PROBLEM: State the number of lines with the string "forward" in them, and nothing else.

INPUT DATA:

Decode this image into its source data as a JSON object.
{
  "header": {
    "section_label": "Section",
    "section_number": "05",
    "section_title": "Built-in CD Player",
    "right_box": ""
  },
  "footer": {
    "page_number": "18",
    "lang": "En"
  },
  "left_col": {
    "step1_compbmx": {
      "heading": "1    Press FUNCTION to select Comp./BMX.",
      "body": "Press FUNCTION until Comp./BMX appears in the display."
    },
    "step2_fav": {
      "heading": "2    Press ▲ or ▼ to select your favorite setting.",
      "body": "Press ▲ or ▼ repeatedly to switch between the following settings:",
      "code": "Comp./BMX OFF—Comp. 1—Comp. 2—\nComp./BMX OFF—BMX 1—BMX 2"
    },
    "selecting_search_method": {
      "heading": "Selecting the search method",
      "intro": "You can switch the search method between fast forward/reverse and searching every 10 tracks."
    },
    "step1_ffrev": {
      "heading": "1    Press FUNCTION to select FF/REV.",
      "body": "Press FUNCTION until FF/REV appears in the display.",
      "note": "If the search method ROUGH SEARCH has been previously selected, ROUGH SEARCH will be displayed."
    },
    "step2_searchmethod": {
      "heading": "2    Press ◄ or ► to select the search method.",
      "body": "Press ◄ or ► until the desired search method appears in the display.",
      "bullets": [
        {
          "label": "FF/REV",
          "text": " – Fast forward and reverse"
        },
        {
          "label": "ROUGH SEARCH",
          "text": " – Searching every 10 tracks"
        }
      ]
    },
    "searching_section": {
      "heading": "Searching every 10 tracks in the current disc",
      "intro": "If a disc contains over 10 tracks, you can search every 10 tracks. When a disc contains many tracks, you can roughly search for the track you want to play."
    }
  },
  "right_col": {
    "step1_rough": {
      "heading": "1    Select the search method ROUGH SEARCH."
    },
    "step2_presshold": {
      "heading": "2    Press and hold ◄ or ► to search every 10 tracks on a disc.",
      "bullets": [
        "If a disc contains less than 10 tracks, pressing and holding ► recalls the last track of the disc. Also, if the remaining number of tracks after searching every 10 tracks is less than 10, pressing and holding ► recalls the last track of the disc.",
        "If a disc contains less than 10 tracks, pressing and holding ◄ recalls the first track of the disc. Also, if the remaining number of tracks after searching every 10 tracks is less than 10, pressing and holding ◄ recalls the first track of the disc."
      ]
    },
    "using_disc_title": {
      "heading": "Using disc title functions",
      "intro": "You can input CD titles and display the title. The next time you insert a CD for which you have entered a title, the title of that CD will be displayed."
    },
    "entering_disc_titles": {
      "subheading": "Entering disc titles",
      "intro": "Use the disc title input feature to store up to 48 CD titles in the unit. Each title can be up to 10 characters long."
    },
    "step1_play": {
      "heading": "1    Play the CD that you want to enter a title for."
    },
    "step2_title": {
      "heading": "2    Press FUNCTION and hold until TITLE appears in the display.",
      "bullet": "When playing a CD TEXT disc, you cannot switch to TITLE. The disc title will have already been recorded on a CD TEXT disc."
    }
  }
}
==
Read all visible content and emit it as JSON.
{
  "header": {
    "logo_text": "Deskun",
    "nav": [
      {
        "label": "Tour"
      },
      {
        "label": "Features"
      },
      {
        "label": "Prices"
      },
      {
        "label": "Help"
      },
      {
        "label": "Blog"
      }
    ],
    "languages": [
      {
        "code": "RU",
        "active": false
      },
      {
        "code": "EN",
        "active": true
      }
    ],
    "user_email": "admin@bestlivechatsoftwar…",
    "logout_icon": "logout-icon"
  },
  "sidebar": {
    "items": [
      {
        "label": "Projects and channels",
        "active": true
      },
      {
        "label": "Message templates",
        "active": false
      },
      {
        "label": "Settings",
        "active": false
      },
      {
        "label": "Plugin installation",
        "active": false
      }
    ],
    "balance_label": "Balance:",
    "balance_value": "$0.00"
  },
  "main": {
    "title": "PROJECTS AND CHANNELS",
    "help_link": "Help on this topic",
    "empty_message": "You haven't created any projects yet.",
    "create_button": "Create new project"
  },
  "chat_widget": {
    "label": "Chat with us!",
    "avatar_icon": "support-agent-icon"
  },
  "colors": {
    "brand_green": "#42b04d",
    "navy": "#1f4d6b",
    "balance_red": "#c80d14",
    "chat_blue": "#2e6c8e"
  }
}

ANSWER TO THE EXERCISE: 2